__Aim__
Gather the lines below that include the string "Light", copying each in full.

[Records from a data collection]
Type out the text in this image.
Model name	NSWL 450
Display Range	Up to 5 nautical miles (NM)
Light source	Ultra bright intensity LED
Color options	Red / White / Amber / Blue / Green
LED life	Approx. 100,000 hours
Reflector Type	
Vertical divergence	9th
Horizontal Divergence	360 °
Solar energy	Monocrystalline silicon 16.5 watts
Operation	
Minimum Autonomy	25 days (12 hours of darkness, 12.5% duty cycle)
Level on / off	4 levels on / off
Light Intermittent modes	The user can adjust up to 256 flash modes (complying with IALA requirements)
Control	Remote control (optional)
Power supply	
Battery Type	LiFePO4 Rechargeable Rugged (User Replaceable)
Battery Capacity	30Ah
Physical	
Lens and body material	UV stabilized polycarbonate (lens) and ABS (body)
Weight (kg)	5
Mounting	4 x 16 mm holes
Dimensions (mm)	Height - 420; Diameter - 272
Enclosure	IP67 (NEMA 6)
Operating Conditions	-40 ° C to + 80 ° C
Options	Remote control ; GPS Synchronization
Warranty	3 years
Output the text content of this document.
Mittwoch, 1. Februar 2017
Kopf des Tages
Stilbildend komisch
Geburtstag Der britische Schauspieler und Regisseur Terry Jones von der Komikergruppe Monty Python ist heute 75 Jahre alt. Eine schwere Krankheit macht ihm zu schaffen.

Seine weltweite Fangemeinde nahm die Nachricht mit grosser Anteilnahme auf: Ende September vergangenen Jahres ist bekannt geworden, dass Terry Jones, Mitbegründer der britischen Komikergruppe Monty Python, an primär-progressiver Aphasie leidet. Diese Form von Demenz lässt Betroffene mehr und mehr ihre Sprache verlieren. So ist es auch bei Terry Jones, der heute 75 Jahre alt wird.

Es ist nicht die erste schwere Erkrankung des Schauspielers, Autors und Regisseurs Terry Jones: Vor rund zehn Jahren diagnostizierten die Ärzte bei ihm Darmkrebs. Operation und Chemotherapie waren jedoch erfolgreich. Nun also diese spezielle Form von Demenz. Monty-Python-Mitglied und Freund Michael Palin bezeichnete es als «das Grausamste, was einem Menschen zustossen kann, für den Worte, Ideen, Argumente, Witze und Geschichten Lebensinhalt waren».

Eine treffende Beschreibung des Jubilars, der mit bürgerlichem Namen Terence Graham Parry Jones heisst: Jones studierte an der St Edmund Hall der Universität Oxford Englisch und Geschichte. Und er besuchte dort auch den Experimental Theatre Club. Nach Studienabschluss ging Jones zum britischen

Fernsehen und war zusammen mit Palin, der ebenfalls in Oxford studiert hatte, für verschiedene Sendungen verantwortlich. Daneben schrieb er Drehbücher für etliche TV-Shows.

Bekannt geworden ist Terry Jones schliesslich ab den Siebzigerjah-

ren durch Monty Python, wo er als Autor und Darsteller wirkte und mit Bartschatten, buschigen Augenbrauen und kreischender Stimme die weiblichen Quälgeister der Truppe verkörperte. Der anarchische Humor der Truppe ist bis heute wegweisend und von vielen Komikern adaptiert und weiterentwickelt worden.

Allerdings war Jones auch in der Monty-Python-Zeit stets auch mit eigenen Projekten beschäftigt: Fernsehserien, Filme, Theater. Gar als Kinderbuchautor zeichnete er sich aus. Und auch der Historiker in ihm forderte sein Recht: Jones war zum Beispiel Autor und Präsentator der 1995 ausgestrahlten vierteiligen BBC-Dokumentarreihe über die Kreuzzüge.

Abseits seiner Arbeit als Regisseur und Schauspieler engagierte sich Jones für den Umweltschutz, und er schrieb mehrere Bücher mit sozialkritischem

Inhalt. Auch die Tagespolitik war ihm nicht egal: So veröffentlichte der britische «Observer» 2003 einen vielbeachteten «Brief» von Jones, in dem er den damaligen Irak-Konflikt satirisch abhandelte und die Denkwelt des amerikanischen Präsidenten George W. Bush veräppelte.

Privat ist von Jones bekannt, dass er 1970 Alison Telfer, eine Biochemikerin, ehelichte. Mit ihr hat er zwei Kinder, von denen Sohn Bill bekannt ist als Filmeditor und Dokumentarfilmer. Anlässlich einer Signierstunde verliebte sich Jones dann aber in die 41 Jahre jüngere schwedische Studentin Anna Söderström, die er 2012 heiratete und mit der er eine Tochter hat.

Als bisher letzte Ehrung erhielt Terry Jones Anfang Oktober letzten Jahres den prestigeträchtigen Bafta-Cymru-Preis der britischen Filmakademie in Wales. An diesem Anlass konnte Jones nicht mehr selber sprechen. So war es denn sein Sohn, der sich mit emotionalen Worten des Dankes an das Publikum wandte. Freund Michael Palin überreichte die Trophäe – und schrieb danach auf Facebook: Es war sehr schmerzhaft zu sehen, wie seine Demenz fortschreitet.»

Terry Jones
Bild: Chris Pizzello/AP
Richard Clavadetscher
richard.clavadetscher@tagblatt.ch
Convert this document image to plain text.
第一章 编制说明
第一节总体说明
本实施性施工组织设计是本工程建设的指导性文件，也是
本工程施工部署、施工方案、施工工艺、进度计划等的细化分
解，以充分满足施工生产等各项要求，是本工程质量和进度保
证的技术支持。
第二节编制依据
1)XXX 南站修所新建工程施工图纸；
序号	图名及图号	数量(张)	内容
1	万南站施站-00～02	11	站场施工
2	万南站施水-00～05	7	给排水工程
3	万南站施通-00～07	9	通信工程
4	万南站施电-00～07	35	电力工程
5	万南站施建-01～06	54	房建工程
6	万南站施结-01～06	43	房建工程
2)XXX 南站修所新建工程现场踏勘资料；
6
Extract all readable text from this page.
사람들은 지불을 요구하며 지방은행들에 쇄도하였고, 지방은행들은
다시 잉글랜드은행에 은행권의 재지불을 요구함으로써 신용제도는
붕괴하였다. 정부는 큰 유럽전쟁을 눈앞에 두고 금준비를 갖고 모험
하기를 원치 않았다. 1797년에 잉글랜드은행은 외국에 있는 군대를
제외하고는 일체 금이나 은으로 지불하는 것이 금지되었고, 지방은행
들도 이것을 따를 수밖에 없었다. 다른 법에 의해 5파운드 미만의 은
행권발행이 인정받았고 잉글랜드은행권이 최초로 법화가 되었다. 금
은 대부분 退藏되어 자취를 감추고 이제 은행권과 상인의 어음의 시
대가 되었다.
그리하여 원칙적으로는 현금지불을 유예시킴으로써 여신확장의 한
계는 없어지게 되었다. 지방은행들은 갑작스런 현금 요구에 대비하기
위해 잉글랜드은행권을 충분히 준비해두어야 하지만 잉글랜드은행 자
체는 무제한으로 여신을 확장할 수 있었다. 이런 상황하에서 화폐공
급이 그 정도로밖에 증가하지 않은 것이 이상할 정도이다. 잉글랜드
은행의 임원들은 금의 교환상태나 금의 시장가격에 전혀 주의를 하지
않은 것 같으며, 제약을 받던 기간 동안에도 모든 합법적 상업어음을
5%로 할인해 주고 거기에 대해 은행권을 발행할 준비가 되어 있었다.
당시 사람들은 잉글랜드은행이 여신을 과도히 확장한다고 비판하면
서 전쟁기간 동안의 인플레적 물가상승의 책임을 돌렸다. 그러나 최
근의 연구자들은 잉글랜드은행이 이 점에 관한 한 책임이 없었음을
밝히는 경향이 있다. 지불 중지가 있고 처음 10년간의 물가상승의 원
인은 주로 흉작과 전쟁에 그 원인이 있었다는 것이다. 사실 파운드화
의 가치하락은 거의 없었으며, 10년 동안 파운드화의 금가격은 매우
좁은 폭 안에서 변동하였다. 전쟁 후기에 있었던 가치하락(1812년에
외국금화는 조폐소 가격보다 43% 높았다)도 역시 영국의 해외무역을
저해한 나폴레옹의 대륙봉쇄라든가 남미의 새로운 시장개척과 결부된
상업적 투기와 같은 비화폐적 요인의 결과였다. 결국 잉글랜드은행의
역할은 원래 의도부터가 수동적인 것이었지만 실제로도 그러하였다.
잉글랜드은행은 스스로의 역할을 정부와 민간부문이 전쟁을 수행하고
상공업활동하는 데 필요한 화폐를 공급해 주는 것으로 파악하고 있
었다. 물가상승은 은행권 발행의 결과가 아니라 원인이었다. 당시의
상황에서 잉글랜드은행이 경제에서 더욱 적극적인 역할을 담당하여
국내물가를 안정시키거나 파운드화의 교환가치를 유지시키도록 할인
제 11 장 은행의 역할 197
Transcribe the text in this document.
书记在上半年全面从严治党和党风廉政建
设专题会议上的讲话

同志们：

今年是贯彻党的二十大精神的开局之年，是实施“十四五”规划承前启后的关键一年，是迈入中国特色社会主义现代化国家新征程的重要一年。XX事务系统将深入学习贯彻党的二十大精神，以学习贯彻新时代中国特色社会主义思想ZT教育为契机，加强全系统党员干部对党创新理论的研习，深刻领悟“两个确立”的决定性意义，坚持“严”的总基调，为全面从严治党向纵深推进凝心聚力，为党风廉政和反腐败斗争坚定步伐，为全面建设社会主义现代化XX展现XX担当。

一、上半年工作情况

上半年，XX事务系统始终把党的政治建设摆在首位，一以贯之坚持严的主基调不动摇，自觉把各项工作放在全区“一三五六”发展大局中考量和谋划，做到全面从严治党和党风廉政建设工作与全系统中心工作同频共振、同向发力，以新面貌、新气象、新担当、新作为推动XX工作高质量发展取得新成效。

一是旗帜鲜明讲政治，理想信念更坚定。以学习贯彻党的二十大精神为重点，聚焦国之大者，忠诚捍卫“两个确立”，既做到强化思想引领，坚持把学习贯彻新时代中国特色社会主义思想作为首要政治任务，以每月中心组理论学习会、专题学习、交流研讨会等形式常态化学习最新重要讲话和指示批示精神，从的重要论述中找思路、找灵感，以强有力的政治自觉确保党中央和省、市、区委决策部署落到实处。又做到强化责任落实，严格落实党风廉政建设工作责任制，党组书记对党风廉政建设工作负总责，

__Result for this task__
Light source	Ultra bright intensity LED
Light Intermittent modes	The user can adjust up to 256 flash modes (complying with IALA requirements)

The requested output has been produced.